(Data items)
────────────────

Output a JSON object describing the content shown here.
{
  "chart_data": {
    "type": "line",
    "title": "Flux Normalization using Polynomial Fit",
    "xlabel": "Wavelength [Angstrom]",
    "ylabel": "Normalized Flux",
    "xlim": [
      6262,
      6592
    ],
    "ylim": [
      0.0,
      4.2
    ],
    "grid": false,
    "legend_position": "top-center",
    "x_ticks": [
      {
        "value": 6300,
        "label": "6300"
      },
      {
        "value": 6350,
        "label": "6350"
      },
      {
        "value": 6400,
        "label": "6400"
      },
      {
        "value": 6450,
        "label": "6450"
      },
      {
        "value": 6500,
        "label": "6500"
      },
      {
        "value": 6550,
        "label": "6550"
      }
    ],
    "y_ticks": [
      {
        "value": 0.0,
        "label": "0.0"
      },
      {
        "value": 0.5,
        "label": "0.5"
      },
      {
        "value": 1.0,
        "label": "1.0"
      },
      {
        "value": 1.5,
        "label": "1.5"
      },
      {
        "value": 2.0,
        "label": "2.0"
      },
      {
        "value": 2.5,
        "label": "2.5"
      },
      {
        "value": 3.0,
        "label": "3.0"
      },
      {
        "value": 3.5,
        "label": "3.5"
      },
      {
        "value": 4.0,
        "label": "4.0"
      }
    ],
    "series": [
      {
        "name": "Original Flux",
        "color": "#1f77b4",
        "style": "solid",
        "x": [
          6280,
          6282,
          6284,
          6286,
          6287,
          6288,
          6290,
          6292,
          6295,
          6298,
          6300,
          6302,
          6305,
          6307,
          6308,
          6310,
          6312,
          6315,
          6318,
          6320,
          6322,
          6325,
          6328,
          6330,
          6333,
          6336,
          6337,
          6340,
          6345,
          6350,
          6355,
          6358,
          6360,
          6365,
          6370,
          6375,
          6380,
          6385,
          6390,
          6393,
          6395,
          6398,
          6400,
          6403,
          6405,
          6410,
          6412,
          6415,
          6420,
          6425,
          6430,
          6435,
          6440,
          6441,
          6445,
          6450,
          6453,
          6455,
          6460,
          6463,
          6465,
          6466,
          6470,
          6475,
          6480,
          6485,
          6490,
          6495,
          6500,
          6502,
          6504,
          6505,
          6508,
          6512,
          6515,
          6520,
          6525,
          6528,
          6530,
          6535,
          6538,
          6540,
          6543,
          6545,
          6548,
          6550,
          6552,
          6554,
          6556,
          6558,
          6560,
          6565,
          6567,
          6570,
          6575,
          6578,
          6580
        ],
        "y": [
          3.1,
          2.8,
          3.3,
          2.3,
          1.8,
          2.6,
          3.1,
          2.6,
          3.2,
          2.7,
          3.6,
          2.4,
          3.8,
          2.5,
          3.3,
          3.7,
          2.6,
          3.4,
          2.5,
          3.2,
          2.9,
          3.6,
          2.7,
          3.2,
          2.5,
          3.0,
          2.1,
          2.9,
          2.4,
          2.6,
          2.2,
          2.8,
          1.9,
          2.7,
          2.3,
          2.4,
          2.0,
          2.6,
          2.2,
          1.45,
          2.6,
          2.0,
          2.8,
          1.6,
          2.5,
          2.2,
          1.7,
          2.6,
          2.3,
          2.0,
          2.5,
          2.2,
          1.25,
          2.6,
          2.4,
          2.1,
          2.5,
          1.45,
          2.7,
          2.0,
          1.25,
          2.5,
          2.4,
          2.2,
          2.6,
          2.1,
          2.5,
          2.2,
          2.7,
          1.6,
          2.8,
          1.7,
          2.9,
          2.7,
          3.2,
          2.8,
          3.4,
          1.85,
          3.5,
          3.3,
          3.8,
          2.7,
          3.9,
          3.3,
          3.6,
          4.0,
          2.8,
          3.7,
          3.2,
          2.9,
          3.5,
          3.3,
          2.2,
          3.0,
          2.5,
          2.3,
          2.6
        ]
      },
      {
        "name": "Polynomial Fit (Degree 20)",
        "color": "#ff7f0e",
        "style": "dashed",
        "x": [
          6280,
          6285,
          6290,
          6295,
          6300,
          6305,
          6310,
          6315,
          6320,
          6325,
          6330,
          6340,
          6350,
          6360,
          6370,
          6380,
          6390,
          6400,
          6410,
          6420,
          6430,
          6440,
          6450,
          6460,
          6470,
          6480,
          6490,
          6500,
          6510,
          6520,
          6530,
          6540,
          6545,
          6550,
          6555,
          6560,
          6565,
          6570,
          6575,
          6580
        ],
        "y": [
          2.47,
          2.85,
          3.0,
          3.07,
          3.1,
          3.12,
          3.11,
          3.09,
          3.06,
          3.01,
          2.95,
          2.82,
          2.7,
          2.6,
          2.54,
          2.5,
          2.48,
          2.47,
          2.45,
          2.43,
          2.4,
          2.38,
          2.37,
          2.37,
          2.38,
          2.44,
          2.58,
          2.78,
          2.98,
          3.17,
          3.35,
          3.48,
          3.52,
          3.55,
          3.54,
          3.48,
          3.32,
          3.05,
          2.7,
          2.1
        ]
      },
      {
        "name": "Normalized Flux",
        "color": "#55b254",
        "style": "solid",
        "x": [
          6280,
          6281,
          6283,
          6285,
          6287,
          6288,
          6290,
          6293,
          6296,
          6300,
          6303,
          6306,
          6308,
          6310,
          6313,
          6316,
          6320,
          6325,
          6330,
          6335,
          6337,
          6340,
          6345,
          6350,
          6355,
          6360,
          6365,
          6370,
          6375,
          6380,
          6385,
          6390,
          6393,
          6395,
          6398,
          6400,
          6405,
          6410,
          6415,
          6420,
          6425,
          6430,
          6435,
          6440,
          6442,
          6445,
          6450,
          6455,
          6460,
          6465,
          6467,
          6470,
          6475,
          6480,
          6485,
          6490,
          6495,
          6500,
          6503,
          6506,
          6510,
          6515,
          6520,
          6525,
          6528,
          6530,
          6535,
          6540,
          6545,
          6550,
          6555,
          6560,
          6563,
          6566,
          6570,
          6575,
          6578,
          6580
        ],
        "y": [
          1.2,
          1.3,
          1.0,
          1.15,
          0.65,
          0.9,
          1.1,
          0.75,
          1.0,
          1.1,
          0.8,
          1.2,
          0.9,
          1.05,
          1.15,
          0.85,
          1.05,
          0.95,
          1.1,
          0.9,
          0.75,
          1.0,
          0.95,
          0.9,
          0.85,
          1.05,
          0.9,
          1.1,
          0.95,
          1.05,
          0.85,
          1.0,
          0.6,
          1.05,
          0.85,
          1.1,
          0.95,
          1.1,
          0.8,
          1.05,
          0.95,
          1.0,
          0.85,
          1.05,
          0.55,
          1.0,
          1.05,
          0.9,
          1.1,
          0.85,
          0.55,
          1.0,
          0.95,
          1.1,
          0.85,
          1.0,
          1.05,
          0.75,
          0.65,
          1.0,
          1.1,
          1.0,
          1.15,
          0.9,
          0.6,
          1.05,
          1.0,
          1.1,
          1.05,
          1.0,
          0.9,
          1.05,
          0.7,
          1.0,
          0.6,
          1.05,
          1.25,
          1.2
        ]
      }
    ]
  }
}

────────────────

## Short task
What is the number of lines that hold the string "Normalized"? Reply with that number alone.

## Written solution
2